● **THE EXERCISE**
Produce a verbatim copy of the entries listed below.

Stored items:
__________________________________________________
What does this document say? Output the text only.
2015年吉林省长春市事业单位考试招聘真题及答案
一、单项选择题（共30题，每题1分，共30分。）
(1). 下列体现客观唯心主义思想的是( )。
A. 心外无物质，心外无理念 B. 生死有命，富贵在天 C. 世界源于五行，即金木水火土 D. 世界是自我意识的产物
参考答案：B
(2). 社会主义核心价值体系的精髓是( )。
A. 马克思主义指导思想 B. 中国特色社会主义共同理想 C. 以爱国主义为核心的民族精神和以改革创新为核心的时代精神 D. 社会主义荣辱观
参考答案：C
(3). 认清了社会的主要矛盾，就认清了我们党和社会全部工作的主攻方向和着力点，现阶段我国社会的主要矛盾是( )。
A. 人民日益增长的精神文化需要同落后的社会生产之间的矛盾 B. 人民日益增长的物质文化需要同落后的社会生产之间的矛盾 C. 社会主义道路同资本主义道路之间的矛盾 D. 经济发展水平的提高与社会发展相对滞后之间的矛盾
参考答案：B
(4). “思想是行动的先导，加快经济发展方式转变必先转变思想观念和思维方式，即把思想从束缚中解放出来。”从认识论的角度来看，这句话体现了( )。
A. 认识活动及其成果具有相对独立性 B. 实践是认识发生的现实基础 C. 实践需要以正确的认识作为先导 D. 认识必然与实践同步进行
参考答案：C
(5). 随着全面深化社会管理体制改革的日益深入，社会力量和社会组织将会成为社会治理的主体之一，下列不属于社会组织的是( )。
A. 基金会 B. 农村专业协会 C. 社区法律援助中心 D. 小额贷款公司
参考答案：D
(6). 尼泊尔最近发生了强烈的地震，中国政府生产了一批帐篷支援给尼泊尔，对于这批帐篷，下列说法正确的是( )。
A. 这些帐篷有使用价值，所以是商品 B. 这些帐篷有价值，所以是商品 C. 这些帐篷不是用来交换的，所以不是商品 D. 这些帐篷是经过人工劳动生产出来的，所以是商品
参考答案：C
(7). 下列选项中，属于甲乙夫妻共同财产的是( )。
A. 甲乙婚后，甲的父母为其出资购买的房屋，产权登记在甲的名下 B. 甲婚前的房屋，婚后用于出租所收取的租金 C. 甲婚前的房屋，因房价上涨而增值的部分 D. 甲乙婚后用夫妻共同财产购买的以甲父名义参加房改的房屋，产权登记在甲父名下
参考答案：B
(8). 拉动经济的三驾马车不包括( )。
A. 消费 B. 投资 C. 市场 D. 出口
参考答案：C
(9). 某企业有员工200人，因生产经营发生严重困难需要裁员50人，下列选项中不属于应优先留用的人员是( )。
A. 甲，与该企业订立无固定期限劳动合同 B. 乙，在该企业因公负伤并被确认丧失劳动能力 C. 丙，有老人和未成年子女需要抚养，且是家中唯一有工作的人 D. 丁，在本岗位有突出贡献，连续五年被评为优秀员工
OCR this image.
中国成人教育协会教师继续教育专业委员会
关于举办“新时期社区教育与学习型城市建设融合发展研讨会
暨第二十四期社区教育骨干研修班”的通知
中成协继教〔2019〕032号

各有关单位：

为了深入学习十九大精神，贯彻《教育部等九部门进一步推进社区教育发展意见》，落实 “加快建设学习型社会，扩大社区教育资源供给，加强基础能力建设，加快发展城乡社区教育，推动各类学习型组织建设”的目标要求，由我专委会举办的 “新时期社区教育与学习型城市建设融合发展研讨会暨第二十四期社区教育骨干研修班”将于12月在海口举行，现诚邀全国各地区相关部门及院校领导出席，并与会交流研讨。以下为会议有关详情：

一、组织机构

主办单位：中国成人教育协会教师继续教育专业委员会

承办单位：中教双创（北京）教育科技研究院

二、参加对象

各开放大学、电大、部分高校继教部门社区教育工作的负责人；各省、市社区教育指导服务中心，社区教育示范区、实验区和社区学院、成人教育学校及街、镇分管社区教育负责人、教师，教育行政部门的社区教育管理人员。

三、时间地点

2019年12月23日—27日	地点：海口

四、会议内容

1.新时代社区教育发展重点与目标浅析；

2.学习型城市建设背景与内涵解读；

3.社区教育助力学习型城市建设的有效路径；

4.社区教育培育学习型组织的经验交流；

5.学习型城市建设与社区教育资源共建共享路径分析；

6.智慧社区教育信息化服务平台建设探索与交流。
__________________________________________________
● **OUTPUT BELOW**
What does this document say? Output the text only.
2015年吉林省长春市事业单位考试招聘真题及答案
一、单项选择题（共30题，每题1分，共30分。）
(1). 下列体现客观唯心主义思想的是( )。
A. 心外无物质，心外无理念 B. 生死有命，富贵在天 C. 世界源于五行，即金木水火土 D. 世界是自我意识的产物
参考答案：B
(2). 社会主义核心价值体系的精髓是( )。
A. 马克思主义指导思想 B. 中国特色社会主义共同理想 C. 以爱国主义为核心的民族精神和以改革创新为核心的时代精神 D. 社会主义荣辱观
参考答案：C
(3). 认清了社会的主要矛盾，就认清了我们党和社会全部工作的主攻方向和着力点，现阶段我国社会的主要矛盾是( )。
A. 人民日益增长的精神文化需要同落后的社会生产之间的矛盾 B. 人民日益增长的物质文化需要同落后的社会生产之间的矛盾 C. 社会主义道路同资本主义道路之间的矛盾 D. 经济发展水平的提高与社会发展相对滞后之间的矛盾
参考答案：B
(4). “思想是行动的先导，加快经济发展方式转变必先转变思想观念和思维方式，即把思想从束缚中解放出来。”从认识论的角度来看，这句话体现了( )。
A. 认识活动及其成果具有相对独立性 B. 实践是认识发生的现实基础 C. 实践需要以正确的认识作为先导 D. 认识必然与实践同步进行
参考答案：C
(5). 随着全面深化社会管理体制改革的日益深入，社会力量和社会组织将会成为社会治理的主体之一，下列不属于社会组织的是( )。
A. 基金会 B. 农村专业协会 C. 社区法律援助中心 D. 小额贷款公司
参考答案：D
(6). 尼泊尔最近发生了强烈的地震，中国政府生产了一批帐篷支援给尼泊尔，对于这批帐篷，下列说法正确的是( )。
A. 这些帐篷有使用价值，所以是商品 B. 这些帐篷有价值，所以是商品 C. 这些帐篷不是用来交换的，所以不是商品 D. 这些帐篷是经过人工劳动生产出来的，所以是商品
参考答案：C
(7). 下列选项中，属于甲乙夫妻共同财产的是( )。
A. 甲乙婚后，甲的父母为其出资购买的房屋，产权登记在甲的名下 B. 甲婚前的房屋，婚后用于出租所收取的租金 C. 甲婚前的房屋，因房价上涨而增值的部分 D. 甲乙婚后用夫妻共同财产购买的以甲父名义参加房改的房屋，产权登记在甲父名下
参考答案：B
(8). 拉动经济的三驾马车不包括( )。
A. 消费 B. 投资 C. 市场 D. 出口
参考答案：C
(9). 某企业有员工200人，因生产经营发生严重困难需要裁员50人，下列选项中不属于应优先留用的人员是( )。
A. 甲，与该企业订立无固定期限劳动合同 B. 乙，在该企业因公负伤并被确认丧失劳动能力 C. 丙，有老人和未成年子女需要抚养，且是家中唯一有工作的人 D. 丁，在本岗位有突出贡献，连续五年被评为优秀员工
OCR this image.
中国成人教育协会教师继续教育专业委员会
关于举办“新时期社区教育与学习型城市建设融合发展研讨会
暨第二十四期社区教育骨干研修班”的通知
中成协继教〔2019〕032号

各有关单位：

为了深入学习十九大精神，贯彻《教育部等九部门进一步推进社区教育发展意见》，落实 “加快建设学习型社会，扩大社区教育资源供给，加强基础能力建设，加快发展城乡社区教育，推动各类学习型组织建设”的目标要求，由我专委会举办的 “新时期社区教育与学习型城市建设融合发展研讨会暨第二十四期社区教育骨干研修班”将于12月在海口举行，现诚邀全国各地区相关部门及院校领导出席，并与会交流研讨。以下为会议有关详情：

一、组织机构

主办单位：中国成人教育协会教师继续教育专业委员会

承办单位：中教双创（北京）教育科技研究院

二、参加对象

各开放大学、电大、部分高校继教部门社区教育工作的负责人；各省、市社区教育指导服务中心，社区教育示范区、实验区和社区学院、成人教育学校及街、镇分管社区教育负责人、教师，教育行政部门的社区教育管理人员。

三、时间地点

2019年12月23日—27日	地点：海口

四、会议内容

1.新时代社区教育发展重点与目标浅析；

2.学习型城市建设背景与内涵解读；

3.社区教育助力学习型城市建设的有效路径；

4.社区教育培育学习型组织的经验交流；

5.学习型城市建设与社区教育资源共建共享路径分析；

6.智慧社区教育信息化服务平台建设探索与交流。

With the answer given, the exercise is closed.